— WHAT YOU WILL DO —
All of the data that follows should be retyped exactly, please, except the pictures.

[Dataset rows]
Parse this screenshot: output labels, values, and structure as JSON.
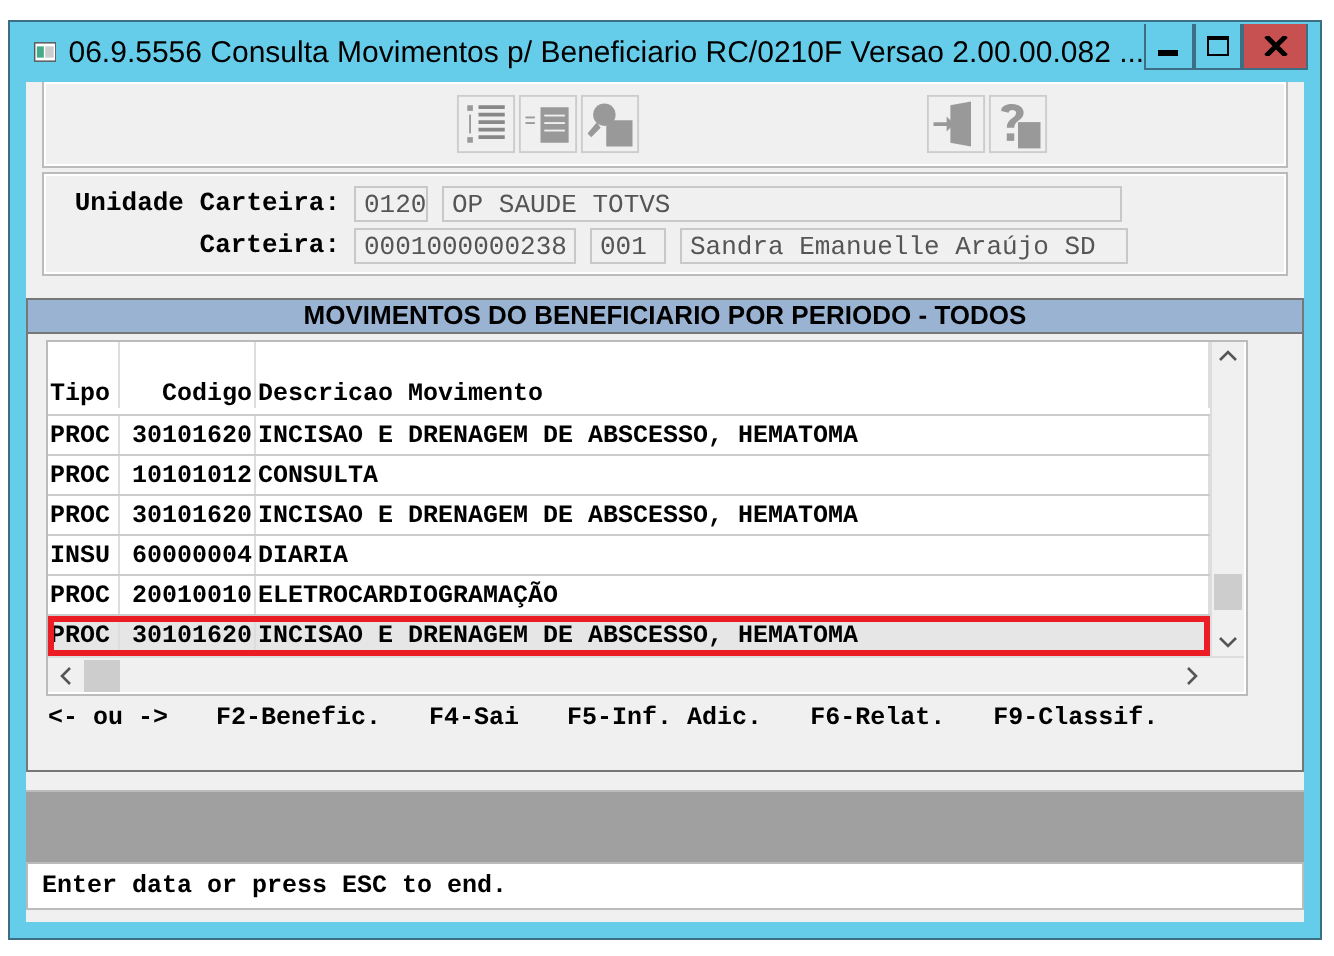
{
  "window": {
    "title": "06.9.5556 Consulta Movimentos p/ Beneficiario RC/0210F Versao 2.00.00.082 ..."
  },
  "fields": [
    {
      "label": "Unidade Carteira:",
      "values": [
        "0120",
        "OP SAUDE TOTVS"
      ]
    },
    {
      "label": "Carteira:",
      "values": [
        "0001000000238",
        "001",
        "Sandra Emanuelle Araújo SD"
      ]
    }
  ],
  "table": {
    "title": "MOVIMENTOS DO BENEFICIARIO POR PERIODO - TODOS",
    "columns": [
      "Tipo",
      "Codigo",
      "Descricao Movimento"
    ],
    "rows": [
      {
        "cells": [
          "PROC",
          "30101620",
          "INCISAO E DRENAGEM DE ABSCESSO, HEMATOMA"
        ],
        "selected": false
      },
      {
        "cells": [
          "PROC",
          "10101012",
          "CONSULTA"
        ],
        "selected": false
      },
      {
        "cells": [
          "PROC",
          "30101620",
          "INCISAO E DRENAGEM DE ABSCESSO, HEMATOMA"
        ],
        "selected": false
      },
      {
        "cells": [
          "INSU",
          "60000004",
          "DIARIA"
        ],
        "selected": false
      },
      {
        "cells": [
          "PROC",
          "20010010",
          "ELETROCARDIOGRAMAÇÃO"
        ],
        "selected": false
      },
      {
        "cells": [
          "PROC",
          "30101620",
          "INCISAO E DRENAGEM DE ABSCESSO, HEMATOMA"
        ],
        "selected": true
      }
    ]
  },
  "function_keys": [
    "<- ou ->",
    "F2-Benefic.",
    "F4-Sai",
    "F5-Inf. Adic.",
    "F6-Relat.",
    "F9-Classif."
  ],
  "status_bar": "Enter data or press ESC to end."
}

— FINISHED ANSWER —
Parse this screenshot: output labels, values, and structure as JSON.
{
  "window": {
    "title": "06.9.5556 Consulta Movimentos p/ Beneficiario RC/0210F Versao 2.00.00.082 ..."
  },
  "fields": [
    {
      "label": "Unidade Carteira:",
      "values": [
        "0120",
        "OP SAUDE TOTVS"
      ]
    },
    {
      "label": "Carteira:",
      "values": [
        "0001000000238",
        "001",
        "Sandra Emanuelle Araújo SD"
      ]
    }
  ],
  "table": {
    "title": "MOVIMENTOS DO BENEFICIARIO POR PERIODO - TODOS",
    "columns": [
      "Tipo",
      "Codigo",
      "Descricao Movimento"
    ],
    "rows": [
      {
        "cells": [
          "PROC",
          "30101620",
          "INCISAO E DRENAGEM DE ABSCESSO, HEMATOMA"
        ],
        "selected": false
      },
      {
        "cells": [
          "PROC",
          "10101012",
          "CONSULTA"
        ],
        "selected": false
      },
      {
        "cells": [
          "PROC",
          "30101620",
          "INCISAO E DRENAGEM DE ABSCESSO, HEMATOMA"
        ],
        "selected": false
      },
      {
        "cells": [
          "INSU",
          "60000004",
          "DIARIA"
        ],
        "selected": false
      },
      {
        "cells": [
          "PROC",
          "20010010",
          "ELETROCARDIOGRAMAÇÃO"
        ],
        "selected": false
      },
      {
        "cells": [
          "PROC",
          "30101620",
          "INCISAO E DRENAGEM DE ABSCESSO, HEMATOMA"
        ],
        "selected": true
      }
    ]
  },
  "function_keys": [
    "<- ou ->",
    "F2-Benefic.",
    "F4-Sai",
    "F5-Inf. Adic.",
    "F6-Relat.",
    "F9-Classif."
  ],
  "status_bar": "Enter data or press ESC to end."
}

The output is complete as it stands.